● **Given instruction**: Copy every line of the listing exactly.

* BEGIN The records *

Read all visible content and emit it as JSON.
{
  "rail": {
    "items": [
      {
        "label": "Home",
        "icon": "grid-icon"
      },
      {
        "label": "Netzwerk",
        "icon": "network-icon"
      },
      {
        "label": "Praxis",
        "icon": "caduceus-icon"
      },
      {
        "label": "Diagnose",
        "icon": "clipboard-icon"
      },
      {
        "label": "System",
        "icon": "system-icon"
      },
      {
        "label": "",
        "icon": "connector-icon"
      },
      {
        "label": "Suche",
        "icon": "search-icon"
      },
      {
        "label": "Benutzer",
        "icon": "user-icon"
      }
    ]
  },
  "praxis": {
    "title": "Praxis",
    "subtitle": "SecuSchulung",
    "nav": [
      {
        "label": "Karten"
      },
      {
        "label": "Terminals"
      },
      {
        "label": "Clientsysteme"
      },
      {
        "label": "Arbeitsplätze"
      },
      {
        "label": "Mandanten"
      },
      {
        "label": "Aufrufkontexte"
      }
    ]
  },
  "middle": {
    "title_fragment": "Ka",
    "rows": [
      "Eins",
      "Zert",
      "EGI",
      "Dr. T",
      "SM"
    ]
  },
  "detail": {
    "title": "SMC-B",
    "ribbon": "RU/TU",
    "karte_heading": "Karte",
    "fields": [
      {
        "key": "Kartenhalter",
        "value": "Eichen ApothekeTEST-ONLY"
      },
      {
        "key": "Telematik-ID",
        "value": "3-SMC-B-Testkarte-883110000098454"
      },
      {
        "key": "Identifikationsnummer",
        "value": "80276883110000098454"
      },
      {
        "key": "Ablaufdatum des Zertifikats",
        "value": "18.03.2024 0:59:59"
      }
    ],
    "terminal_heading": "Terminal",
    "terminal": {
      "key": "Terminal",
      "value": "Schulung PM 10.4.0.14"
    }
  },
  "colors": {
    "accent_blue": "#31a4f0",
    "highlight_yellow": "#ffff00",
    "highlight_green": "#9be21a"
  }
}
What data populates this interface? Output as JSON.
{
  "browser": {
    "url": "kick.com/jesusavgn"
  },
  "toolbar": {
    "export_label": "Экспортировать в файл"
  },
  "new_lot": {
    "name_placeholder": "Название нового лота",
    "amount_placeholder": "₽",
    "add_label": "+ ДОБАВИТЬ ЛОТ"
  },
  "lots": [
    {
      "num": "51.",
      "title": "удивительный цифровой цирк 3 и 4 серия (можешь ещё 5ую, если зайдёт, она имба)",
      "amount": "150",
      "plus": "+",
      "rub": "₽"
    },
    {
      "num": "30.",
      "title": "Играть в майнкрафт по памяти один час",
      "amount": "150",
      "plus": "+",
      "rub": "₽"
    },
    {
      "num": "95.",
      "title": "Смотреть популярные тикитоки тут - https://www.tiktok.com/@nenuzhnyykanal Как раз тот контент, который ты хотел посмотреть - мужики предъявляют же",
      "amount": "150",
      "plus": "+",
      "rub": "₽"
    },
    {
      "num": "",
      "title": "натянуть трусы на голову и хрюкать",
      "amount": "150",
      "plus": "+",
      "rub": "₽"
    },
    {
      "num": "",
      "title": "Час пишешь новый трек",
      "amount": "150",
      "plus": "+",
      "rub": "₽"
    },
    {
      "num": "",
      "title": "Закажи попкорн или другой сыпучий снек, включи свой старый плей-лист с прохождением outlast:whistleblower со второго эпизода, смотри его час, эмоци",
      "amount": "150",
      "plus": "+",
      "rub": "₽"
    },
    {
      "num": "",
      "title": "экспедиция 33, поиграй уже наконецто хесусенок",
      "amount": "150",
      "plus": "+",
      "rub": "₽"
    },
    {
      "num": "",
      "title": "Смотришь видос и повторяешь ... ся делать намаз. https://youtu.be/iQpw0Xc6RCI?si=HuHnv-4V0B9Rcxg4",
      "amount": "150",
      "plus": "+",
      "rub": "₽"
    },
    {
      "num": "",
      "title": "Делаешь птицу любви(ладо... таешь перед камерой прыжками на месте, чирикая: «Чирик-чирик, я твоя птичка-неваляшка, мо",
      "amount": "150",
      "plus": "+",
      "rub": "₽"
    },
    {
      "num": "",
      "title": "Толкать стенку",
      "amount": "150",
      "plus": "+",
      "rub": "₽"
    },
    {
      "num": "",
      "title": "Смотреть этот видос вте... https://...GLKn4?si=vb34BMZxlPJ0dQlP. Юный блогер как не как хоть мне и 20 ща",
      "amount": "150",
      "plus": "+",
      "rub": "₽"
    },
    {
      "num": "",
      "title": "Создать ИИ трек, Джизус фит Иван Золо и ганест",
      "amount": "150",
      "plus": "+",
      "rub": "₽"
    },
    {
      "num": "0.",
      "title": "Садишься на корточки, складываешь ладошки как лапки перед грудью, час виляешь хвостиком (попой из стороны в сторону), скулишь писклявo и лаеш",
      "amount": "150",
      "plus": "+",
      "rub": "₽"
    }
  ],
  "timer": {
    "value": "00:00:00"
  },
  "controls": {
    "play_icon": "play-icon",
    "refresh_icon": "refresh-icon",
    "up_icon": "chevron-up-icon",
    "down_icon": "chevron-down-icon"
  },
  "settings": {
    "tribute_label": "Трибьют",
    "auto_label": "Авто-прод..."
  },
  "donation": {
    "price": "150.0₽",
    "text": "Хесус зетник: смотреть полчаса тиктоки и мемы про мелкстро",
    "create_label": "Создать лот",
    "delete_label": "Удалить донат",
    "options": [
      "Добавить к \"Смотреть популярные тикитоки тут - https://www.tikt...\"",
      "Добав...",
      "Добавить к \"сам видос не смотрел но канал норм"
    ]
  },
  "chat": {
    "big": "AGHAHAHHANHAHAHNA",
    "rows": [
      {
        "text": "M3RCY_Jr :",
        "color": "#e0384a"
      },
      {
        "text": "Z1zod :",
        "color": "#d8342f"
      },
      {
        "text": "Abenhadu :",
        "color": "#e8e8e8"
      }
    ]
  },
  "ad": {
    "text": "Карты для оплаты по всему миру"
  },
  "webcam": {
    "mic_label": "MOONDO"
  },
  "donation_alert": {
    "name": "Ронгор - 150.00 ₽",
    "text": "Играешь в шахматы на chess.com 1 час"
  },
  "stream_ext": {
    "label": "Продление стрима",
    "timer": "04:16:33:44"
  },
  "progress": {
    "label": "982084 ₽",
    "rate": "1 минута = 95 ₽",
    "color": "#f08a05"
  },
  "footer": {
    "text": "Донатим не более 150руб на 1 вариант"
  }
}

* END The records *

● **The output**:
Read all visible content and emit it as JSON.
{
  "rail": {
    "items": [
      {
        "label": "Home",
        "icon": "grid-icon"
      },
      {
        "label": "Netzwerk",
        "icon": "network-icon"
      },
      {
        "label": "Praxis",
        "icon": "caduceus-icon"
      },
      {
        "label": "Diagnose",
        "icon": "clipboard-icon"
      },
      {
        "label": "System",
        "icon": "system-icon"
      },
      {
        "label": "",
        "icon": "connector-icon"
      },
      {
        "label": "Suche",
        "icon": "search-icon"
      },
      {
        "label": "Benutzer",
        "icon": "user-icon"
      }
    ]
  },
  "praxis": {
    "title": "Praxis",
    "subtitle": "SecuSchulung",
    "nav": [
      {
        "label": "Karten"
      },
      {
        "label": "Terminals"
      },
      {
        "label": "Clientsysteme"
      },
      {
        "label": "Arbeitsplätze"
      },
      {
        "label": "Mandanten"
      },
      {
        "label": "Aufrufkontexte"
      }
    ]
  },
  "middle": {
    "title_fragment": "Ka",
    "rows": [
      "Eins",
      "Zert",
      "EGI",
      "Dr. T",
      "SM"
    ]
  },
  "detail": {
    "title": "SMC-B",
    "ribbon": "RU/TU",
    "karte_heading": "Karte",
    "fields": [
      {
        "key": "Kartenhalter",
        "value": "Eichen ApothekeTEST-ONLY"
      },
      {
        "key": "Telematik-ID",
        "value": "3-SMC-B-Testkarte-883110000098454"
      },
      {
        "key": "Identifikationsnummer",
        "value": "80276883110000098454"
      },
      {
        "key": "Ablaufdatum des Zertifikats",
        "value": "18.03.2024 0:59:59"
      }
    ],
    "terminal_heading": "Terminal",
    "terminal": {
      "key": "Terminal",
      "value": "Schulung PM 10.4.0.14"
    }
  },
  "colors": {
    "accent_blue": "#31a4f0",
    "highlight_yellow": "#ffff00",
    "highlight_green": "#9be21a"
  }
}
What data populates this interface? Output as JSON.
{
  "browser": {
    "url": "kick.com/jesusavgn"
  },
  "toolbar": {
    "export_label": "Экспортировать в файл"
  },
  "new_lot": {
    "name_placeholder": "Название нового лота",
    "amount_placeholder": "₽",
    "add_label": "+ ДОБАВИТЬ ЛОТ"
  },
  "lots": [
    {
      "num": "51.",
      "title": "удивительный цифровой цирк 3 и 4 серия (можешь ещё 5ую, если зайдёт, она имба)",
      "amount": "150",
      "plus": "+",
      "rub": "₽"
    },
    {
      "num": "30.",
      "title": "Играть в майнкрафт по памяти один час",
      "amount": "150",
      "plus": "+",
      "rub": "₽"
    },
    {
      "num": "95.",
      "title": "Смотреть популярные тикитоки тут - https://www.tiktok.com/@nenuzhnyykanal Как раз тот контент, который ты хотел посмотреть - мужики предъявляют же",
      "amount": "150",
      "plus": "+",
      "rub": "₽"
    },
    {
      "num": "",
      "title": "натянуть трусы на голову и хрюкать",
      "amount": "150",
      "plus": "+",
      "rub": "₽"
    },
    {
      "num": "",
      "title": "Час пишешь новый трек",
      "amount": "150",
      "plus": "+",
      "rub": "₽"
    },
    {
      "num": "",
      "title": "Закажи попкорн или другой сыпучий снек, включи свой старый плей-лист с прохождением outlast:whistleblower со второго эпизода, смотри его час, эмоци",
      "amount": "150",
      "plus": "+",
      "rub": "₽"
    },
    {
      "num": "",
      "title": "экспедиция 33, поиграй уже наконецто хесусенок",
      "amount": "150",
      "plus": "+",
      "rub": "₽"
    },
    {
      "num": "",
      "title": "Смотришь видос и повторяешь ... ся делать намаз. https://youtu.be/iQpw0Xc6RCI?si=HuHnv-4V0B9Rcxg4",
      "amount": "150",
      "plus": "+",
      "rub": "₽"
    },
    {
      "num": "",
      "title": "Делаешь птицу любви(ладо... таешь перед камерой прыжками на месте, чирикая: «Чирик-чирик, я твоя птичка-неваляшка, мо",
      "amount": "150",
      "plus": "+",
      "rub": "₽"
    },
    {
      "num": "",
      "title": "Толкать стенку",
      "amount": "150",
      "plus": "+",
      "rub": "₽"
    },
    {
      "num": "",
      "title": "Смотреть этот видос вте... https://...GLKn4?si=vb34BMZxlPJ0dQlP. Юный блогер как не как хоть мне и 20 ща",
      "amount": "150",
      "plus": "+",
      "rub": "₽"
    },
    {
      "num": "",
      "title": "Создать ИИ трек, Джизус фит Иван Золо и ганест",
      "amount": "150",
      "plus": "+",
      "rub": "₽"
    },
    {
      "num": "0.",
      "title": "Садишься на корточки, складываешь ладошки как лапки перед грудью, час виляешь хвостиком (попой из стороны в сторону), скулишь писклявo и лаеш",
      "amount": "150",
      "plus": "+",
      "rub": "₽"
    }
  ],
  "timer": {
    "value": "00:00:00"
  },
  "controls": {
    "play_icon": "play-icon",
    "refresh_icon": "refresh-icon",
    "up_icon": "chevron-up-icon",
    "down_icon": "chevron-down-icon"
  },
  "settings": {
    "tribute_label": "Трибьют",
    "auto_label": "Авто-прод..."
  },
  "donation": {
    "price": "150.0₽",
    "text": "Хесус зетник: смотреть полчаса тиктоки и мемы про мелкстро",
    "create_label": "Создать лот",
    "delete_label": "Удалить донат",
    "options": [
      "Добавить к \"Смотреть популярные тикитоки тут - https://www.tikt...\"",
      "Добав...",
      "Добавить к \"сам видос не смотрел но канал норм"
    ]
  },
  "chat": {
    "big": "AGHAHAHHANHAHAHNA",
    "rows": [
      {
        "text": "M3RCY_Jr :",
        "color": "#e0384a"
      },
      {
        "text": "Z1zod :",
        "color": "#d8342f"
      },
      {
        "text": "Abenhadu :",
        "color": "#e8e8e8"
      }
    ]
  },
  "ad": {
    "text": "Карты для оплаты по всему миру"
  },
  "webcam": {
    "mic_label": "MOONDO"
  },
  "donation_alert": {
    "name": "Ронгор - 150.00 ₽",
    "text": "Играешь в шахматы на chess.com 1 час"
  },
  "stream_ext": {
    "label": "Продление стрима",
    "timer": "04:16:33:44"
  },
  "progress": {
    "label": "982084 ₽",
    "rate": "1 минута = 95 ₽",
    "color": "#f08a05"
  },
  "footer": {
    "text": "Донатим не более 150руб на 1 вариант"
  }
}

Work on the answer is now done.